Repeat the lines that follow, leaving nothing out.

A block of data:
►

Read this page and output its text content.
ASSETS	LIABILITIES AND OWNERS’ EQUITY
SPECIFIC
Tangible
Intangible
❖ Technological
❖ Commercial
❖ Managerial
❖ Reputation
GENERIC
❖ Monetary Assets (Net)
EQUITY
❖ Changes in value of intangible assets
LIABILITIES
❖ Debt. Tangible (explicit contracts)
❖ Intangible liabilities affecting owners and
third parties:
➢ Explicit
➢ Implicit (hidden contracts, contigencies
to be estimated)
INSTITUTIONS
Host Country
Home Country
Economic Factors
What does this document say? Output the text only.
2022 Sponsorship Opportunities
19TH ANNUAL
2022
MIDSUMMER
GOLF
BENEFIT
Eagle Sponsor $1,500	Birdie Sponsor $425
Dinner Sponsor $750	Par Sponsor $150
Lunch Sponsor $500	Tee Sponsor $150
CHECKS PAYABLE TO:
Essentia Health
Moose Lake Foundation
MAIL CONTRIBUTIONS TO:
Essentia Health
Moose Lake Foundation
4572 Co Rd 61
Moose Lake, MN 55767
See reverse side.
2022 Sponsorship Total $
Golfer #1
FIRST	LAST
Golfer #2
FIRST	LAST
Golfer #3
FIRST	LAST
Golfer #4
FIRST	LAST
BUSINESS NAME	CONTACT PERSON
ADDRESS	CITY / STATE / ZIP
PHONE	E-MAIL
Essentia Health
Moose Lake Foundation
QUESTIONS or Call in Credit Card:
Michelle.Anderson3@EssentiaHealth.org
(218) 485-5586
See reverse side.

◄

• _Answer to the task_
Read this page and output its text content.
ASSETS	LIABILITIES AND OWNERS’ EQUITY
SPECIFIC
Tangible
Intangible
❖ Technological
❖ Commercial
❖ Managerial
❖ Reputation
GENERIC
❖ Monetary Assets (Net)
EQUITY
❖ Changes in value of intangible assets
LIABILITIES
❖ Debt. Tangible (explicit contracts)
❖ Intangible liabilities affecting owners and
third parties:
➢ Explicit
➢ Implicit (hidden contracts, contigencies
to be estimated)
INSTITUTIONS
Host Country
Home Country
Economic Factors
What does this document say? Output the text only.
2022 Sponsorship Opportunities
19TH ANNUAL
2022
MIDSUMMER
GOLF
BENEFIT
Eagle Sponsor $1,500	Birdie Sponsor $425
Dinner Sponsor $750	Par Sponsor $150
Lunch Sponsor $500	Tee Sponsor $150
CHECKS PAYABLE TO:
Essentia Health
Moose Lake Foundation
MAIL CONTRIBUTIONS TO:
Essentia Health
Moose Lake Foundation
4572 Co Rd 61
Moose Lake, MN 55767
See reverse side.
2022 Sponsorship Total $
Golfer #1
FIRST	LAST
Golfer #2
FIRST	LAST
Golfer #3
FIRST	LAST
Golfer #4
FIRST	LAST
BUSINESS NAME	CONTACT PERSON
ADDRESS	CITY / STATE / ZIP
PHONE	E-MAIL
Essentia Health
Moose Lake Foundation
QUESTIONS or Call in Credit Card:
Michelle.Anderson3@EssentiaHealth.org
(218) 485-5586
See reverse side.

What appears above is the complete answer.